[Begin Dataset records]
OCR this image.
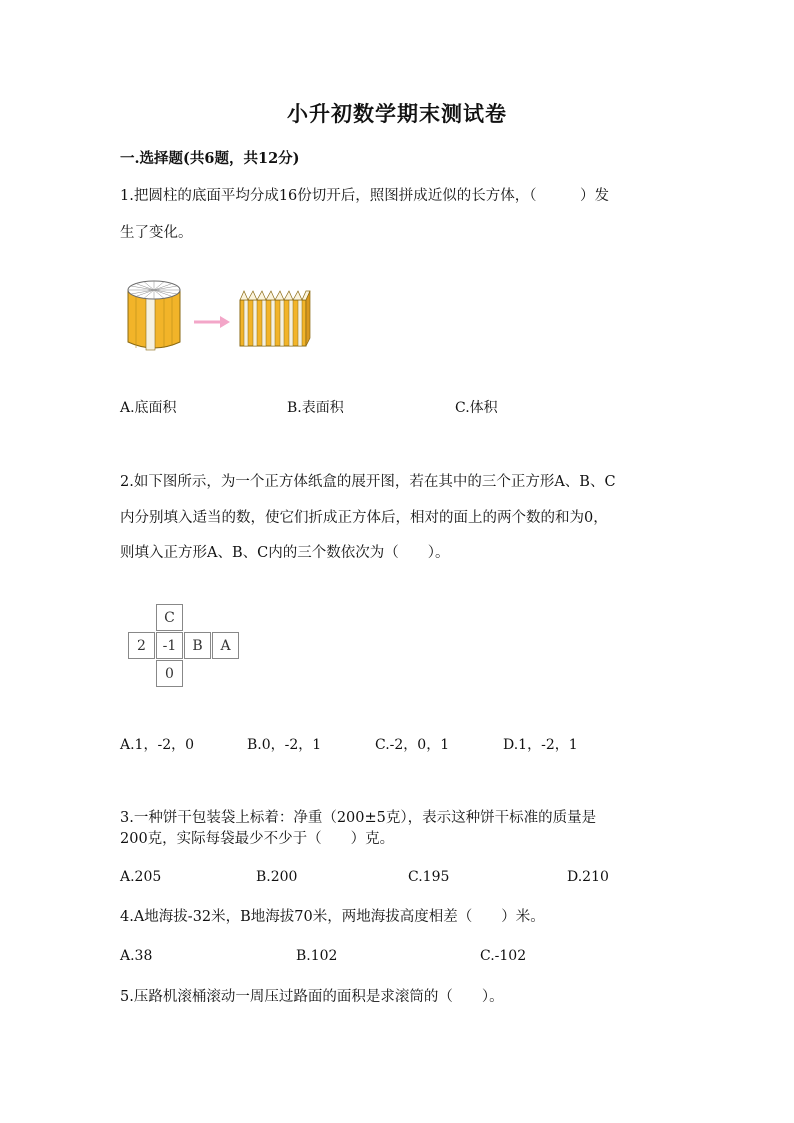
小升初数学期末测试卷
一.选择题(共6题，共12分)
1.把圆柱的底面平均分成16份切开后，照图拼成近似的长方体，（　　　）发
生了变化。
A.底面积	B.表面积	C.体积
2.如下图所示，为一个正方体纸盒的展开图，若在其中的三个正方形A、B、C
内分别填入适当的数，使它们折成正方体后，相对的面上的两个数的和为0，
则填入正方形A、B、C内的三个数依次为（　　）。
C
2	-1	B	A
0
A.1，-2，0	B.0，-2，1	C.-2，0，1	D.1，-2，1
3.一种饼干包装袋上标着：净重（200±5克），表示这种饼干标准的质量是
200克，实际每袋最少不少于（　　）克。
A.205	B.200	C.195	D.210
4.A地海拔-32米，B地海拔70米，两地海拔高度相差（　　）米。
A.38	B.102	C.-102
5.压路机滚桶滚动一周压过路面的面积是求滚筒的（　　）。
[End Dataset records]
-- Exercise requirements --
All the lines above are to be given again exactly as they read, with the pictures removed.

-- Correct response --
OCR this image.
小升初数学期末测试卷
一.选择题(共6题，共12分)
1.把圆柱的底面平均分成16份切开后，照图拼成近似的长方体，（　　　）发
生了变化。
A.底面积	B.表面积	C.体积
2.如下图所示，为一个正方体纸盒的展开图，若在其中的三个正方形A、B、C
内分别填入适当的数，使它们折成正方体后，相对的面上的两个数的和为0，
则填入正方形A、B、C内的三个数依次为（　　）。
C
2	-1	B	A
0
A.1，-2，0	B.0，-2，1	C.-2，0，1	D.1，-2，1
3.一种饼干包装袋上标着：净重（200±5克），表示这种饼干标准的质量是
200克，实际每袋最少不少于（　　）克。
A.205	B.200	C.195	D.210
4.A地海拔-32米，B地海拔70米，两地海拔高度相差（　　）米。
A.38	B.102	C.-102
5.压路机滚桶滚动一周压过路面的面积是求滚筒的（　　）。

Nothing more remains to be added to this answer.